__Instructions for the task__. Each entry below is to be extracted exactly.

__Provided records__.

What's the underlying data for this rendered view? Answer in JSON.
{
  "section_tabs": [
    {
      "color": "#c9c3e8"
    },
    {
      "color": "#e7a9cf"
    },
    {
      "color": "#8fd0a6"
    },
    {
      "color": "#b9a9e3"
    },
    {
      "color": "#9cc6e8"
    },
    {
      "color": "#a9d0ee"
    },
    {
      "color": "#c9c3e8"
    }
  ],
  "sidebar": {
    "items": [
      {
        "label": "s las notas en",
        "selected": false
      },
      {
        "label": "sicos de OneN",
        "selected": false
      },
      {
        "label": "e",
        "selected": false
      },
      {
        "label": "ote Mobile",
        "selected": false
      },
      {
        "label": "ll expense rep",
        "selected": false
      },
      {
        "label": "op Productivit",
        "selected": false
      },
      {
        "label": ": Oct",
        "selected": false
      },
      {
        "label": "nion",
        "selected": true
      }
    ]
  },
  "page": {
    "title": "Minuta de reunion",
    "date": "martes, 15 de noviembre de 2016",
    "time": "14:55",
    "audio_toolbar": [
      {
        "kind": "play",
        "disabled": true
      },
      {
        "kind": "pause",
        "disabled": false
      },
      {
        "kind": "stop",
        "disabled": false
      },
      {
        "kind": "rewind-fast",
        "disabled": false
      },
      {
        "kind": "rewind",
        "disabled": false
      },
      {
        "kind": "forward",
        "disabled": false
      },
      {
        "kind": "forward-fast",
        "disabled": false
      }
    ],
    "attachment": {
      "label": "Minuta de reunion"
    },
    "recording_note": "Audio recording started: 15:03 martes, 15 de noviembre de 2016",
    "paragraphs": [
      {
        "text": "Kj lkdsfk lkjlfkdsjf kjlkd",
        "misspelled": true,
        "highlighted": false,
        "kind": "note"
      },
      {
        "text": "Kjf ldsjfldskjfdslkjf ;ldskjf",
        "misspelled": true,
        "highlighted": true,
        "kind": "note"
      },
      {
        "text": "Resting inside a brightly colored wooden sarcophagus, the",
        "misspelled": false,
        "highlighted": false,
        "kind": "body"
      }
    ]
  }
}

__Right answer__.
What's the underlying data for this rendered view? Answer in JSON.
{
  "section_tabs": [
    {
      "color": "#c9c3e8"
    },
    {
      "color": "#e7a9cf"
    },
    {
      "color": "#8fd0a6"
    },
    {
      "color": "#b9a9e3"
    },
    {
      "color": "#9cc6e8"
    },
    {
      "color": "#a9d0ee"
    },
    {
      "color": "#c9c3e8"
    }
  ],
  "sidebar": {
    "items": [
      {
        "label": "s las notas en",
        "selected": false
      },
      {
        "label": "sicos de OneN",
        "selected": false
      },
      {
        "label": "e",
        "selected": false
      },
      {
        "label": "ote Mobile",
        "selected": false
      },
      {
        "label": "ll expense rep",
        "selected": false
      },
      {
        "label": "op Productivit",
        "selected": false
      },
      {
        "label": ": Oct",
        "selected": false
      },
      {
        "label": "nion",
        "selected": true
      }
    ]
  },
  "page": {
    "title": "Minuta de reunion",
    "date": "martes, 15 de noviembre de 2016",
    "time": "14:55",
    "audio_toolbar": [
      {
        "kind": "play",
        "disabled": true
      },
      {
        "kind": "pause",
        "disabled": false
      },
      {
        "kind": "stop",
        "disabled": false
      },
      {
        "kind": "rewind-fast",
        "disabled": false
      },
      {
        "kind": "rewind",
        "disabled": false
      },
      {
        "kind": "forward",
        "disabled": false
      },
      {
        "kind": "forward-fast",
        "disabled": false
      }
    ],
    "attachment": {
      "label": "Minuta de reunion"
    },
    "recording_note": "Audio recording started: 15:03 martes, 15 de noviembre de 2016",
    "paragraphs": [
      {
        "text": "Kj lkdsfk lkjlfkdsjf kjlkd",
        "misspelled": true,
        "highlighted": false,
        "kind": "note"
      },
      {
        "text": "Kjf ldsjfldskjfdslkjf ;ldskjf",
        "misspelled": true,
        "highlighted": true,
        "kind": "note"
      },
      {
        "text": "Resting inside a brightly colored wooden sarcophagus, the",
        "misspelled": false,
        "highlighted": false,
        "kind": "body"
      }
    ]
  }
}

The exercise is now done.